===== Data for the task

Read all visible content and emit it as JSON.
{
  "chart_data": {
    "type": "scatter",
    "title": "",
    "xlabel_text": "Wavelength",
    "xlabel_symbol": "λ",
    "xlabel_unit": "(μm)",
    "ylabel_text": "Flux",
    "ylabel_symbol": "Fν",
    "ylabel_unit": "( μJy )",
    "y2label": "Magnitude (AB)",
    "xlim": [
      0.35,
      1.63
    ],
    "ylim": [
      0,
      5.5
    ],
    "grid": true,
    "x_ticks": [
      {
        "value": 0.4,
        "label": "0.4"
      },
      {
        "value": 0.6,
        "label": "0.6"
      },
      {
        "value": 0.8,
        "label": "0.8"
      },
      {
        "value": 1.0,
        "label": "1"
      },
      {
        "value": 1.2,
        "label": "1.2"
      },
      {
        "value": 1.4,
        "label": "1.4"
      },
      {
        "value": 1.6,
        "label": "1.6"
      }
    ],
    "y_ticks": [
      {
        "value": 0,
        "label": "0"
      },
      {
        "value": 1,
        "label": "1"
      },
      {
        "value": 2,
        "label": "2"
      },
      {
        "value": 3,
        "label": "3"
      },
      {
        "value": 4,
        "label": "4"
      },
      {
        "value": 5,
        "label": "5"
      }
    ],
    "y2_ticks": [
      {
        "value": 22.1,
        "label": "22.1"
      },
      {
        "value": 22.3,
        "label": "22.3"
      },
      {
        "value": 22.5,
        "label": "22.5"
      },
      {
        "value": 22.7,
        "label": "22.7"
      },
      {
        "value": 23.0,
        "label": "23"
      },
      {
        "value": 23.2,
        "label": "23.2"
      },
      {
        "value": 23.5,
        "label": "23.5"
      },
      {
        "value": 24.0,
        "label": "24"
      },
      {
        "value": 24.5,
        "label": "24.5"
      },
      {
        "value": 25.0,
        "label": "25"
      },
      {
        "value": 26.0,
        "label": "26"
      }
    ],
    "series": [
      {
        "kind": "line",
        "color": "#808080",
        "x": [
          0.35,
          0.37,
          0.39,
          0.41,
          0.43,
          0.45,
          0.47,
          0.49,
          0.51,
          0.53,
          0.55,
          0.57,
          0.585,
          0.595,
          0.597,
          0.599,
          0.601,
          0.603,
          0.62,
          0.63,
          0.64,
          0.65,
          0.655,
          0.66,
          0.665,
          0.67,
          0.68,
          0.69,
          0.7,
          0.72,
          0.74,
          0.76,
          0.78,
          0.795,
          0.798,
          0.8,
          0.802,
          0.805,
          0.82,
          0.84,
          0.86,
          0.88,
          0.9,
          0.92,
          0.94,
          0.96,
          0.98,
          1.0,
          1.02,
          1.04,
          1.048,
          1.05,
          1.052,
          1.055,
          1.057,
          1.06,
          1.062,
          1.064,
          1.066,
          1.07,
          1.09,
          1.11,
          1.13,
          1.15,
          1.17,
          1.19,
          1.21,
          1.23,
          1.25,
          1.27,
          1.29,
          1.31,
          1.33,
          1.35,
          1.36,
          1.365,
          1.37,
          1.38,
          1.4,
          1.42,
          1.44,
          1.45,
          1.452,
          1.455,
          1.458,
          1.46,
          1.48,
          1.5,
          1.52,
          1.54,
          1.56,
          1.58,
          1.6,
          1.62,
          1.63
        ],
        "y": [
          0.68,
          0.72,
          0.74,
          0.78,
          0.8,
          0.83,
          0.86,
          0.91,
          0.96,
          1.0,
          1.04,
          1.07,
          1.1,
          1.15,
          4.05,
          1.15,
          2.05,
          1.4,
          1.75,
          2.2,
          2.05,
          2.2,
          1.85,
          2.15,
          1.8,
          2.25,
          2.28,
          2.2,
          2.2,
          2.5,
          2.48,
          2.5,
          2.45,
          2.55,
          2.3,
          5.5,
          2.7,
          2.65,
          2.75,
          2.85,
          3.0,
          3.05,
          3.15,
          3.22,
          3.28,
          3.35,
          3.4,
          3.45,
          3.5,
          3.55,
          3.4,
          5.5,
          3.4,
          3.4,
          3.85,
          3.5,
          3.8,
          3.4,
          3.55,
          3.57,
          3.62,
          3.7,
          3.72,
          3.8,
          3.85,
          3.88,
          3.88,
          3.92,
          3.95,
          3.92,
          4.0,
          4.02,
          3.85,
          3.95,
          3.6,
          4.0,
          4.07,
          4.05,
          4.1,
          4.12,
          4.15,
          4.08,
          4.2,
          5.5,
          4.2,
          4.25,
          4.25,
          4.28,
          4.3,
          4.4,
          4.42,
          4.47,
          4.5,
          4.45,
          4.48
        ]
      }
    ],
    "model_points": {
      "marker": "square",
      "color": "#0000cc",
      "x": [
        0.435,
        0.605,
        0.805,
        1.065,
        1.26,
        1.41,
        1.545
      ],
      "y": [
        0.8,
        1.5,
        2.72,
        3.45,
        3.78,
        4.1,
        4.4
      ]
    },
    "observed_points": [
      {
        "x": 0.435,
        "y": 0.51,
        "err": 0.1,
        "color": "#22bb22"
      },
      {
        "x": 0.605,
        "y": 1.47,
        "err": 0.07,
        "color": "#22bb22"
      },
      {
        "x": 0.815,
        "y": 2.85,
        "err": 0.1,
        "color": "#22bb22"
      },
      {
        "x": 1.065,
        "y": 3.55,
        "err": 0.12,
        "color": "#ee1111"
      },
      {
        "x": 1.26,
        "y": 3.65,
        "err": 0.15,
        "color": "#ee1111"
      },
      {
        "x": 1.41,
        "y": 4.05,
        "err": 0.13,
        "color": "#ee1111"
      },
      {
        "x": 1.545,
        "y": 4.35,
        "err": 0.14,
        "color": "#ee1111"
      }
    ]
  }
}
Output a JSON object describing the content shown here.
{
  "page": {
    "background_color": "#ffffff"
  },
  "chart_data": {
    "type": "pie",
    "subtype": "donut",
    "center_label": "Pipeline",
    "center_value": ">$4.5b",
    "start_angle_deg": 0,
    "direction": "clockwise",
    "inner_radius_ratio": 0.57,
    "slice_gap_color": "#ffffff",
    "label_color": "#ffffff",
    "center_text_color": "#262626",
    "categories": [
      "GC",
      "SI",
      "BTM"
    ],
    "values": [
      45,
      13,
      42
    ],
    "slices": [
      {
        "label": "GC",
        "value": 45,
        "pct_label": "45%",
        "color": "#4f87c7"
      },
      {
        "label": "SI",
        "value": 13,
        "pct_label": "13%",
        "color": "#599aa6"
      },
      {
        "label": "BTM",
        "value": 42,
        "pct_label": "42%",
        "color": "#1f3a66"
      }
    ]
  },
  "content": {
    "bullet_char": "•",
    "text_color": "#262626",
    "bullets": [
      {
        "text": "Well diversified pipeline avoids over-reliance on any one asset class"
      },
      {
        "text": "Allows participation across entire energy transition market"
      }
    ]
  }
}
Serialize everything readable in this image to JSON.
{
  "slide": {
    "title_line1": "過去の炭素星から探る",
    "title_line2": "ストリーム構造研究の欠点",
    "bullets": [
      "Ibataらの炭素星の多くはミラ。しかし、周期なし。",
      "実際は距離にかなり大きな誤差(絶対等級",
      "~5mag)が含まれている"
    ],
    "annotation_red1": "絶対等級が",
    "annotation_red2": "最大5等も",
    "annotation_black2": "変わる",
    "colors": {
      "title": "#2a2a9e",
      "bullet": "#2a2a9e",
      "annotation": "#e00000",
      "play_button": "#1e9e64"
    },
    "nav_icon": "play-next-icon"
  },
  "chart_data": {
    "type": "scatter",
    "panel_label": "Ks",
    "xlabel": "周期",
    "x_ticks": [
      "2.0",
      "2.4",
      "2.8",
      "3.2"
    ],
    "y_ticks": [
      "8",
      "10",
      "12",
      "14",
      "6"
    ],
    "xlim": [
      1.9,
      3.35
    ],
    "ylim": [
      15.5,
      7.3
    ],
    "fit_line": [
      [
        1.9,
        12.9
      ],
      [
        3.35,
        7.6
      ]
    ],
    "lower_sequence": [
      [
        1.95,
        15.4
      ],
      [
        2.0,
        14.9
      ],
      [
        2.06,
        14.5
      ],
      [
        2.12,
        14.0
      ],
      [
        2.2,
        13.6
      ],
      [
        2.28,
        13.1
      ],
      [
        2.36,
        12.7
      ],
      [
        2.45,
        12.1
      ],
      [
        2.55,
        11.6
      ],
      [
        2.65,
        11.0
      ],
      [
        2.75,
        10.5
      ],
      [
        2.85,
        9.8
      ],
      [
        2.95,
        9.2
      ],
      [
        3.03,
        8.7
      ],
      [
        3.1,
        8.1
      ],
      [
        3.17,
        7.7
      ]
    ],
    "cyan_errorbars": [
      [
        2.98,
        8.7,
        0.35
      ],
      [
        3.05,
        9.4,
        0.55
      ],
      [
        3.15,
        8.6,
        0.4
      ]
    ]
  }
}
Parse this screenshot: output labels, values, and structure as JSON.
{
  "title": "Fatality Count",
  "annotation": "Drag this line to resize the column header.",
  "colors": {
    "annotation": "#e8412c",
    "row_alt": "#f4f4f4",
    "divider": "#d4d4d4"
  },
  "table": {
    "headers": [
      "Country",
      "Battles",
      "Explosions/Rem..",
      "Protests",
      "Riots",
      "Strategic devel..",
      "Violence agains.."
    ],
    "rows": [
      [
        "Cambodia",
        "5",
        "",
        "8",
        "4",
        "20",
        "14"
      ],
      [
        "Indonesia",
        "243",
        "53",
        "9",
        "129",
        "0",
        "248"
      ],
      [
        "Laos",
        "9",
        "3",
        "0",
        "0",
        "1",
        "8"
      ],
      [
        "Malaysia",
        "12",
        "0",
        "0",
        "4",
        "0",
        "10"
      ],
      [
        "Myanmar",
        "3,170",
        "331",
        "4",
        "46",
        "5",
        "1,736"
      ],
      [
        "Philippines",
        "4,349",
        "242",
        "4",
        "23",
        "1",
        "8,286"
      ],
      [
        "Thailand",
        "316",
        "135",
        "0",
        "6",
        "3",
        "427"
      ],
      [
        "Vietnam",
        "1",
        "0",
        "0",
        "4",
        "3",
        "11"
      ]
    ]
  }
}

==========

Instructions to follow
Every line from the one containing "Parse this screenshot: output" through the end of the entries above must be echoed exactly, with both ends kept.

Task answer
Parse this screenshot: output labels, values, and structure as JSON.
{
  "title": "Fatality Count",
  "annotation": "Drag this line to resize the column header.",
  "colors": {
    "annotation": "#e8412c",
    "row_alt": "#f4f4f4",
    "divider": "#d4d4d4"
  },
  "table": {
    "headers": [
      "Country",
      "Battles",
      "Explosions/Rem..",
      "Protests",
      "Riots",
      "Strategic devel..",
      "Violence agains.."
    ],
    "rows": [
      [
        "Cambodia",
        "5",
        "",
        "8",
        "4",
        "20",
        "14"
      ],
      [
        "Indonesia",
        "243",
        "53",
        "9",
        "129",
        "0",
        "248"
      ],
      [
        "Laos",
        "9",
        "3",
        "0",
        "0",
        "1",
        "8"
      ],
      [
        "Malaysia",
        "12",
        "0",
        "0",
        "4",
        "0",
        "10"
      ],
      [
        "Myanmar",
        "3,170",
        "331",
        "4",
        "46",
        "5",
        "1,736"
      ],
      [
        "Philippines",
        "4,349",
        "242",
        "4",
        "23",
        "1",
        "8,286"
      ],
      [
        "Thailand",
        "316",
        "135",
        "0",
        "6",
        "3",
        "427"
      ],
      [
        "Vietnam",
        "1",
        "0",
        "0",
        "4",
        "3",
        "11"
      ]
    ]
  }
}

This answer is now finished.